▶ Raw data
## Start
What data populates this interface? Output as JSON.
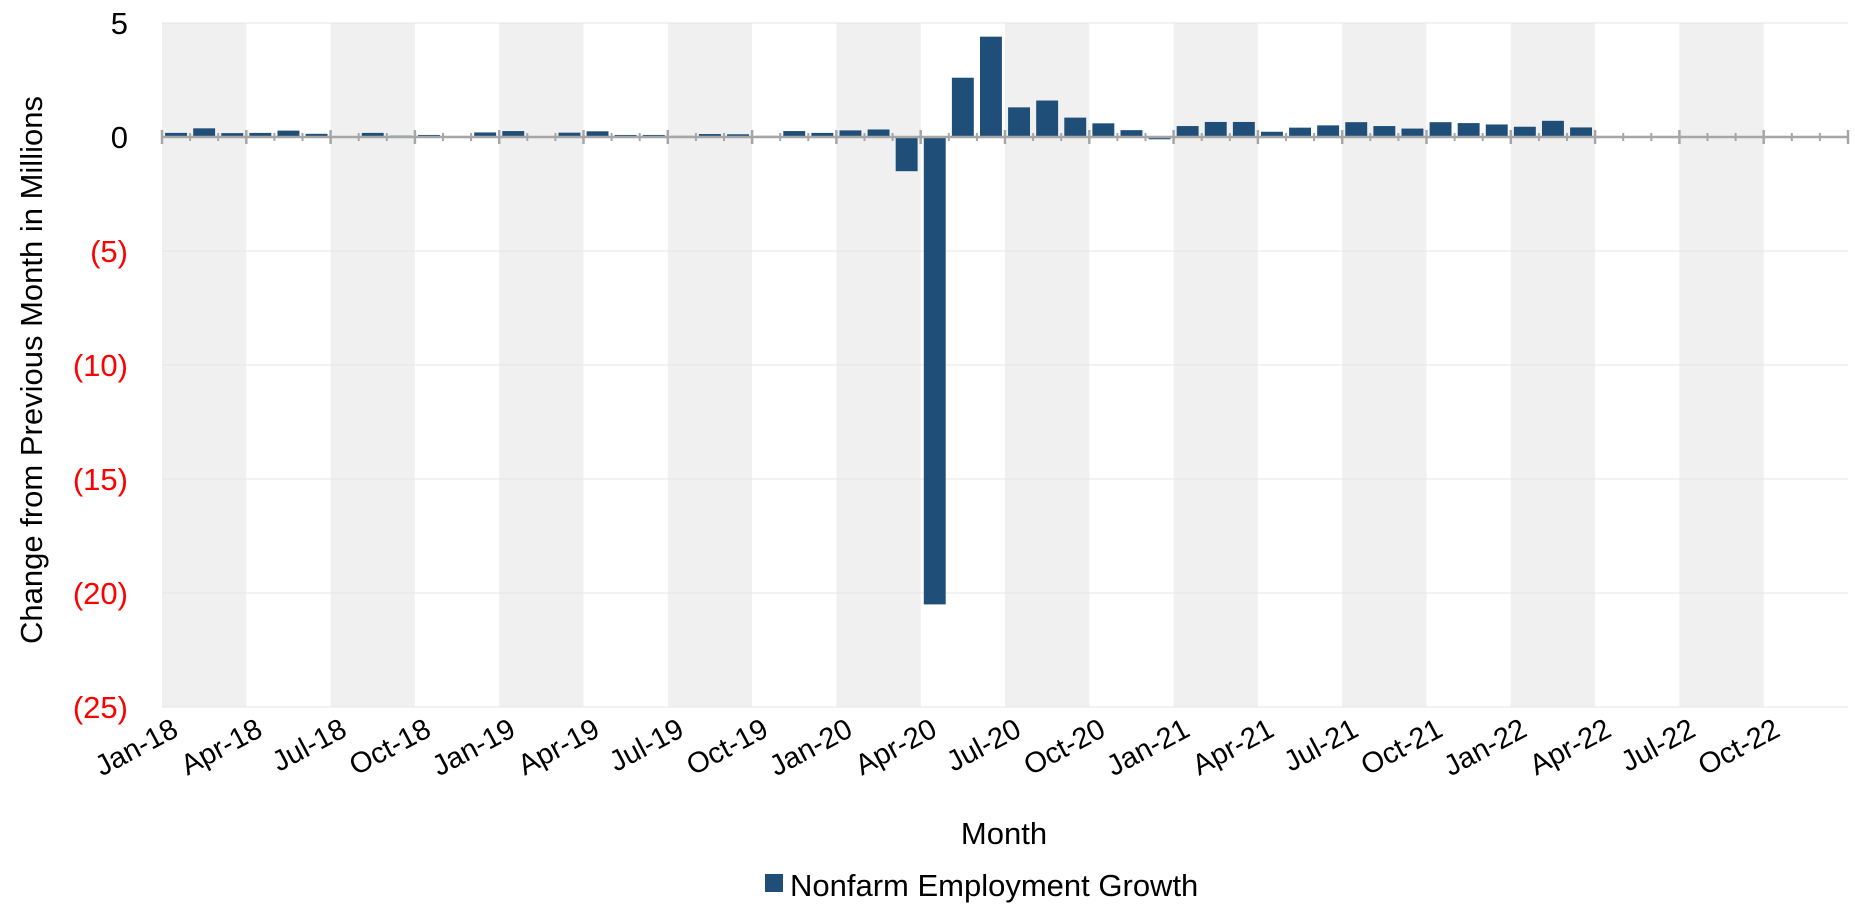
{
  "chart_data": {
    "type": "bar",
    "xlabel": "Month",
    "ylabel": "Change from Previous Month in Millions",
    "ylim": [
      -25,
      5
    ],
    "y_ticks": [
      {
        "value": 5,
        "label": "5"
      },
      {
        "value": 0,
        "label": "0"
      },
      {
        "value": -5,
        "label": "(5)"
      },
      {
        "value": -10,
        "label": "(10)"
      },
      {
        "value": -15,
        "label": "(15)"
      },
      {
        "value": -20,
        "label": "(20)"
      },
      {
        "value": -25,
        "label": "(25)"
      }
    ],
    "x_tick_labels": [
      "Jan-18",
      "Apr-18",
      "Jul-18",
      "Oct-18",
      "Jan-19",
      "Apr-19",
      "Jul-19",
      "Oct-19",
      "Jan-20",
      "Apr-20",
      "Jul-20",
      "Oct-20",
      "Jan-21",
      "Apr-21",
      "Jul-21",
      "Oct-21",
      "Jan-22",
      "Apr-22",
      "Jul-22",
      "Oct-22"
    ],
    "grid": true,
    "alternating_bands": true,
    "legend_position": "bottom",
    "colors": {
      "bar": "#1f4e79",
      "negative_tick": "#ff0000",
      "band": "#f0f0f0",
      "axis": "#a6a6a6",
      "grid": "#e6e6e6"
    },
    "series": [
      {
        "name": "Nonfarm Employment Growth",
        "categories": [
          "Jan-18",
          "Feb-18",
          "Mar-18",
          "Apr-18",
          "May-18",
          "Jun-18",
          "Jul-18",
          "Aug-18",
          "Sep-18",
          "Oct-18",
          "Nov-18",
          "Dec-18",
          "Jan-19",
          "Feb-19",
          "Mar-19",
          "Apr-19",
          "May-19",
          "Jun-19",
          "Jul-19",
          "Aug-19",
          "Sep-19",
          "Oct-19",
          "Nov-19",
          "Dec-19",
          "Jan-20",
          "Feb-20",
          "Mar-20",
          "Apr-20",
          "May-20",
          "Jun-20",
          "Jul-20",
          "Aug-20",
          "Sep-20",
          "Oct-20",
          "Nov-20",
          "Dec-20",
          "Jan-21",
          "Feb-21",
          "Mar-21",
          "Apr-21",
          "May-21",
          "Jun-21",
          "Jul-21",
          "Aug-21",
          "Sep-21",
          "Oct-21",
          "Nov-21",
          "Dec-21",
          "Jan-22",
          "Feb-22",
          "Mar-22"
        ],
        "values": [
          0.18,
          0.38,
          0.17,
          0.18,
          0.28,
          0.14,
          0.03,
          0.18,
          0.06,
          0.09,
          0.04,
          0.2,
          0.26,
          0.04,
          0.19,
          0.25,
          0.09,
          0.09,
          0.05,
          0.13,
          0.12,
          0.05,
          0.26,
          0.18,
          0.29,
          0.33,
          -1.5,
          -20.5,
          2.6,
          4.4,
          1.3,
          1.6,
          0.85,
          0.6,
          0.3,
          -0.1,
          0.48,
          0.66,
          0.66,
          0.23,
          0.41,
          0.51,
          0.65,
          0.48,
          0.37,
          0.65,
          0.61,
          0.55,
          0.45,
          0.71,
          0.42
        ]
      }
    ]
  }
}
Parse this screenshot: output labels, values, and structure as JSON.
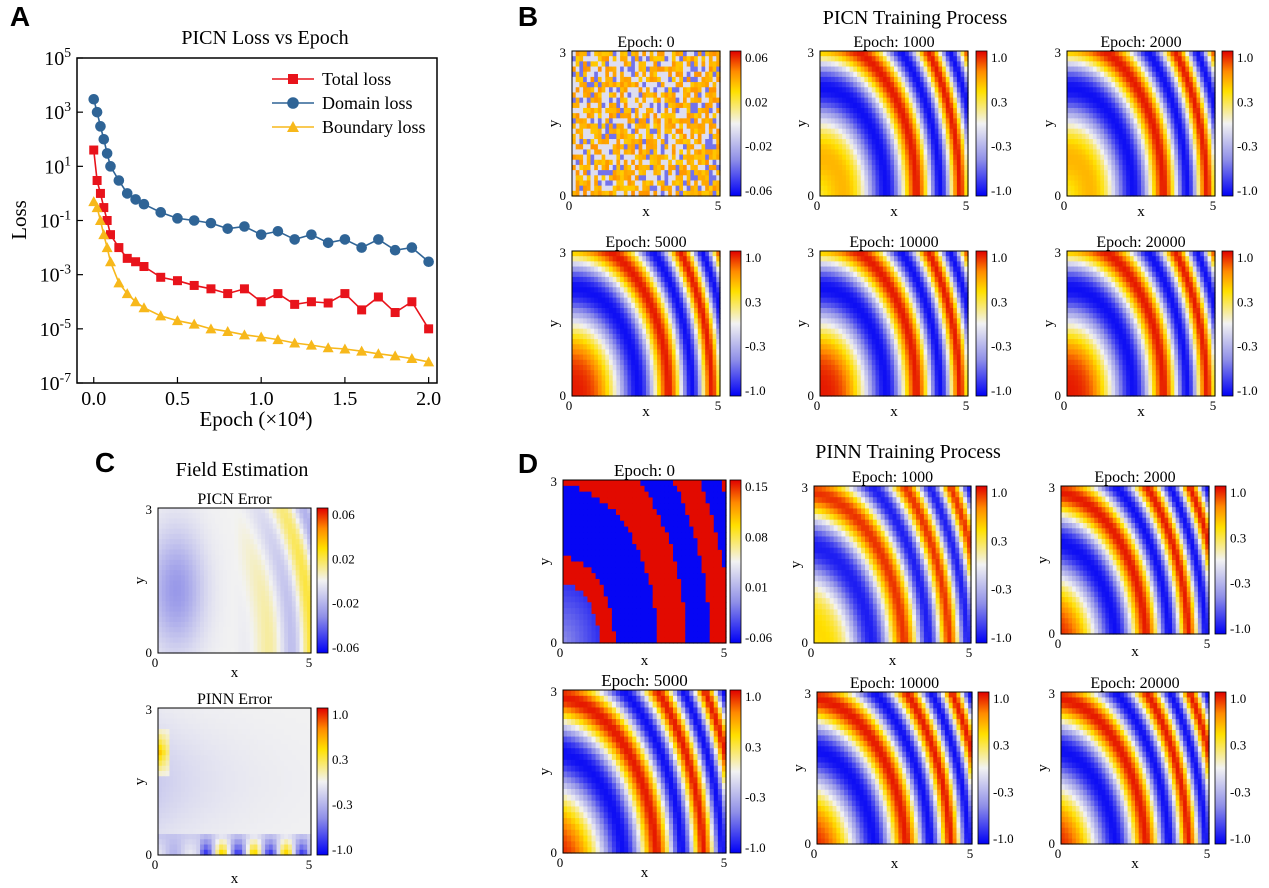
{
  "panel_labels": [
    "A",
    "B",
    "C",
    "D"
  ],
  "chart_data": [
    {
      "type": "line",
      "panel": "A",
      "title": "PICN Loss vs Epoch",
      "xlabel": "Epoch (×10⁴)",
      "ylabel": "Loss",
      "xlim": [
        -0.1,
        2.05
      ],
      "ylim_log10": [
        -7,
        5
      ],
      "y_scale": "log",
      "x_ticks": [
        "0.0",
        "0.5",
        "1.0",
        "1.5",
        "2.0"
      ],
      "y_ticks": [
        "10^5",
        "10^3",
        "10^1",
        "10^-1",
        "10^-3",
        "10^-5",
        "10^-7"
      ],
      "legend_position": "top-right",
      "series": [
        {
          "name": "Total loss",
          "color": "#e8131b",
          "marker": "square",
          "x": [
            0.0,
            0.02,
            0.04,
            0.06,
            0.08,
            0.1,
            0.15,
            0.2,
            0.25,
            0.3,
            0.4,
            0.5,
            0.6,
            0.7,
            0.8,
            0.9,
            1.0,
            1.1,
            1.2,
            1.3,
            1.4,
            1.5,
            1.6,
            1.7,
            1.8,
            1.9,
            2.0
          ],
          "y": [
            40,
            3,
            1,
            0.3,
            0.1,
            0.03,
            0.01,
            0.004,
            0.003,
            0.002,
            0.0008,
            0.0006,
            0.0004,
            0.0003,
            0.0002,
            0.0003,
            0.0001,
            0.0002,
            8e-05,
            0.0001,
            9e-05,
            0.0002,
            5e-05,
            0.00015,
            4e-05,
            0.0001,
            1e-05
          ]
        },
        {
          "name": "Domain loss",
          "color": "#2f6496",
          "marker": "circle",
          "x": [
            0.0,
            0.02,
            0.04,
            0.06,
            0.08,
            0.1,
            0.15,
            0.2,
            0.25,
            0.3,
            0.4,
            0.5,
            0.6,
            0.7,
            0.8,
            0.9,
            1.0,
            1.1,
            1.2,
            1.3,
            1.4,
            1.5,
            1.6,
            1.7,
            1.8,
            1.9,
            2.0
          ],
          "y": [
            3000,
            1000,
            300,
            100,
            30,
            10,
            3,
            1,
            0.6,
            0.4,
            0.2,
            0.12,
            0.1,
            0.08,
            0.05,
            0.06,
            0.03,
            0.04,
            0.02,
            0.03,
            0.015,
            0.02,
            0.01,
            0.02,
            0.008,
            0.01,
            0.003
          ]
        },
        {
          "name": "Boundary loss",
          "color": "#f7b81b",
          "marker": "triangle",
          "x": [
            0.0,
            0.02,
            0.04,
            0.06,
            0.08,
            0.1,
            0.15,
            0.2,
            0.25,
            0.3,
            0.4,
            0.5,
            0.6,
            0.7,
            0.8,
            0.9,
            1.0,
            1.1,
            1.2,
            1.3,
            1.4,
            1.5,
            1.6,
            1.7,
            1.8,
            1.9,
            2.0
          ],
          "y": [
            0.5,
            0.3,
            0.1,
            0.03,
            0.01,
            0.003,
            0.0005,
            0.0002,
            0.0001,
            6e-05,
            3e-05,
            2e-05,
            1.5e-05,
            1e-05,
            8e-06,
            6e-06,
            5e-06,
            4e-06,
            3e-06,
            2.5e-06,
            2e-06,
            1.8e-06,
            1.5e-06,
            1.2e-06,
            1e-06,
            8e-07,
            6e-07
          ]
        }
      ]
    },
    {
      "type": "heatmap",
      "panel": "B",
      "title": "PICN Training Process",
      "xlabel": "x",
      "ylabel": "y",
      "xlim": [
        0,
        5
      ],
      "ylim": [
        0,
        3
      ],
      "subplots": [
        {
          "title": "Epoch: 0",
          "pattern": "noise",
          "colorbar": [
            "0.06",
            "0.02",
            "-0.02",
            "-0.06"
          ]
        },
        {
          "title": "Epoch: 1000",
          "pattern": "wave_partial",
          "colorbar": [
            "1.0",
            "0.3",
            "-0.3",
            "-1.0"
          ]
        },
        {
          "title": "Epoch: 2000",
          "pattern": "wave_partial",
          "colorbar": [
            "1.0",
            "0.3",
            "-0.3",
            "-1.0"
          ]
        },
        {
          "title": "Epoch: 5000",
          "pattern": "wave",
          "colorbar": [
            "1.0",
            "0.3",
            "-0.3",
            "-1.0"
          ]
        },
        {
          "title": "Epoch: 10000",
          "pattern": "wave",
          "colorbar": [
            "1.0",
            "0.3",
            "-0.3",
            "-1.0"
          ]
        },
        {
          "title": "Epoch: 20000",
          "pattern": "wave",
          "colorbar": [
            "1.0",
            "0.3",
            "-0.3",
            "-1.0"
          ]
        }
      ]
    },
    {
      "type": "heatmap",
      "panel": "C",
      "title": "Field Estimation",
      "xlabel": "x",
      "ylabel": "y",
      "xlim": [
        0,
        5
      ],
      "ylim": [
        0,
        3
      ],
      "subplots": [
        {
          "title": "PICN Error",
          "pattern": "error_picn",
          "colorbar": [
            "0.06",
            "0.02",
            "-0.02",
            "-0.06"
          ]
        },
        {
          "title": "PINN Error",
          "pattern": "error_pinn",
          "colorbar": [
            "1.0",
            "0.3",
            "-0.3",
            "-1.0"
          ]
        }
      ]
    },
    {
      "type": "heatmap",
      "panel": "D",
      "title": "PINN Training Process",
      "xlabel": "x",
      "ylabel": "y",
      "xlim": [
        0,
        5
      ],
      "ylim": [
        0,
        3
      ],
      "subplots": [
        {
          "title": "Epoch: 0",
          "pattern": "bands",
          "colorbar": [
            "0.15",
            "0.08",
            "0.01",
            "-0.06"
          ]
        },
        {
          "title": "Epoch: 1000",
          "pattern": "wave_pinn_early",
          "colorbar": [
            "1.0",
            "0.3",
            "-0.3",
            "-1.0"
          ]
        },
        {
          "title": "Epoch: 2000",
          "pattern": "wave_pinn",
          "colorbar": [
            "1.0",
            "0.3",
            "-0.3",
            "-1.0"
          ]
        },
        {
          "title": "Epoch: 5000",
          "pattern": "wave_pinn",
          "colorbar": [
            "1.0",
            "0.3",
            "-0.3",
            "-1.0"
          ]
        },
        {
          "title": "Epoch: 10000",
          "pattern": "wave_pinn",
          "colorbar": [
            "1.0",
            "0.3",
            "-0.3",
            "-1.0"
          ]
        },
        {
          "title": "Epoch: 20000",
          "pattern": "wave_pinn",
          "colorbar": [
            "1.0",
            "0.3",
            "-0.3",
            "-1.0"
          ]
        }
      ]
    }
  ]
}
## End
▶ The exercise
Copy down every line of the entries containing the word "this".

▶ Task answer
What data populates this interface? Output as JSON.
Parse this screenshot: output labels, values, and structure as JSON.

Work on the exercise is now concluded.